How many lines of the entries below include the word "ylabel"? Answer with the number alone.

§ Material to process
#####
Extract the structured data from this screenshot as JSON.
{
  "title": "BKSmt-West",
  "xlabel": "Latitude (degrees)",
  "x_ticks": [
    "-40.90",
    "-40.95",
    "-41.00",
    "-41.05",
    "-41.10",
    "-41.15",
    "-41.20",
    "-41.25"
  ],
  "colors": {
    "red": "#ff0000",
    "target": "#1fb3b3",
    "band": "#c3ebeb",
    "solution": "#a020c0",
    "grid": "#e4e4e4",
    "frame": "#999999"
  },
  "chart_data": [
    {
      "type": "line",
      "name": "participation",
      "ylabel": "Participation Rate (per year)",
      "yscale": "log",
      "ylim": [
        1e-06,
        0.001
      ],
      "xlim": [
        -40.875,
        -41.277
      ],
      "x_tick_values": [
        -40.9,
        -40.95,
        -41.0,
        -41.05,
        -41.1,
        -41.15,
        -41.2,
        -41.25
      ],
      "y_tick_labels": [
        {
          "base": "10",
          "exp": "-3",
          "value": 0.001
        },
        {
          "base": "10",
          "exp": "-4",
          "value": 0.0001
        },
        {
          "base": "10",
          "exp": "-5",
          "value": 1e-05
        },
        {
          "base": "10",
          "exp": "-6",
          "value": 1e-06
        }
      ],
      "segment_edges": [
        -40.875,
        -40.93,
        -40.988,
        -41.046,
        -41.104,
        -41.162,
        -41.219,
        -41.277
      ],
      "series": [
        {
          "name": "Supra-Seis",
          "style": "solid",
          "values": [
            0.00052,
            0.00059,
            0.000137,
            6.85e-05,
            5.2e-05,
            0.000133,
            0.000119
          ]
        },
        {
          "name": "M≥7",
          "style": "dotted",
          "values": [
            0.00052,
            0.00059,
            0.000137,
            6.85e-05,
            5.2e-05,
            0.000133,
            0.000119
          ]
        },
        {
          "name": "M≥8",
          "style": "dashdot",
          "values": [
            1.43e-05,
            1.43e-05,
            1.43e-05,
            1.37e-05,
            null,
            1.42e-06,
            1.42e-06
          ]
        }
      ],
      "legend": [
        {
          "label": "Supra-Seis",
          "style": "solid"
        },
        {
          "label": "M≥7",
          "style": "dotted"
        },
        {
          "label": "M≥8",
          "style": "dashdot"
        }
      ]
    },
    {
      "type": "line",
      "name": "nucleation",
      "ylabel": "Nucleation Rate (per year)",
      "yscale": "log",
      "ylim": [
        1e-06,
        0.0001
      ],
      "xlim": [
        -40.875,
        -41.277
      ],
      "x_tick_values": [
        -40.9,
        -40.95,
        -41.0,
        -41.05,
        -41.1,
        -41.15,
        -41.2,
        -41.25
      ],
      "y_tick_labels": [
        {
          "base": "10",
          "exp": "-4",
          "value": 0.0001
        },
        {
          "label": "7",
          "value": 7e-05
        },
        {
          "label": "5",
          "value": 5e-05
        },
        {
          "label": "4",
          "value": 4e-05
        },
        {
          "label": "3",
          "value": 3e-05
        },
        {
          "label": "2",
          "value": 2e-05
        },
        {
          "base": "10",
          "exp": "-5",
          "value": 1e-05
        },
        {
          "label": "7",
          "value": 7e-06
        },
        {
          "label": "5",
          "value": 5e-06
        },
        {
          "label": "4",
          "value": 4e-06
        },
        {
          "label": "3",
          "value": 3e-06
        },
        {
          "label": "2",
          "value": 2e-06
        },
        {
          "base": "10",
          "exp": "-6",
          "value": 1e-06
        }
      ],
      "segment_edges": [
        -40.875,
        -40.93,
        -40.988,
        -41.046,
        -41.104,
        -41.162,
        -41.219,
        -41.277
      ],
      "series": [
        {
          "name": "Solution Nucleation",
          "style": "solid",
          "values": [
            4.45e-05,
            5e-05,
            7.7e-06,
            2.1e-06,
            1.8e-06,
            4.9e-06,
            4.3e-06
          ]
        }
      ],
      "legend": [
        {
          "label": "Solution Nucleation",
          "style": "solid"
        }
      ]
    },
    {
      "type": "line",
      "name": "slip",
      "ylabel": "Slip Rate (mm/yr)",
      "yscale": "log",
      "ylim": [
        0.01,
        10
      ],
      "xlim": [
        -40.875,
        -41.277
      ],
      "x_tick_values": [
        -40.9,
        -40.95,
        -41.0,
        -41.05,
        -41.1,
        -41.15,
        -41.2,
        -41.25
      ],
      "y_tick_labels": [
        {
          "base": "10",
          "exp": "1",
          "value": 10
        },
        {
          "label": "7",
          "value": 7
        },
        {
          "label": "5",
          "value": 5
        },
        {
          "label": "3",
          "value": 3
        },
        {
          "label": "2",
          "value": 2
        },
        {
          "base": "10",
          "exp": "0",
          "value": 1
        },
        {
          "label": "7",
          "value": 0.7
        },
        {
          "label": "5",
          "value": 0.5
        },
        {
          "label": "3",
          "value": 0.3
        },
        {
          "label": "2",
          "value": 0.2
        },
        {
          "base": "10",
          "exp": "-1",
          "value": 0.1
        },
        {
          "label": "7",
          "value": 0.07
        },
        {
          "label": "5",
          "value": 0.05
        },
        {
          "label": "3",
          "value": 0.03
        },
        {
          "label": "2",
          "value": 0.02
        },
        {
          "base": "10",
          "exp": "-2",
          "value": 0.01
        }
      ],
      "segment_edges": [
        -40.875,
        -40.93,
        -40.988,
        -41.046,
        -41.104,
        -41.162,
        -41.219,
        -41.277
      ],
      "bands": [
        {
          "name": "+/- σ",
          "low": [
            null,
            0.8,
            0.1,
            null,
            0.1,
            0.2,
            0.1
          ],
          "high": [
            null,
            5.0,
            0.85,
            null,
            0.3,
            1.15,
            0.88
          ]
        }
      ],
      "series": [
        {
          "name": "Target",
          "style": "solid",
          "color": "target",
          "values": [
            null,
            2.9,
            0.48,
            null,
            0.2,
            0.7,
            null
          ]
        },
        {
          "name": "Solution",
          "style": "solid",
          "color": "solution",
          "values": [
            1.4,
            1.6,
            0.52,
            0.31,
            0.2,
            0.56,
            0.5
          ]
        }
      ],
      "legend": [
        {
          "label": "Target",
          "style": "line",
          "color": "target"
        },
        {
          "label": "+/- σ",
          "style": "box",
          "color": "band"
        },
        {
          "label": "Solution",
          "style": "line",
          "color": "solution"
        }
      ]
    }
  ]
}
#####
§ Answer for the task
3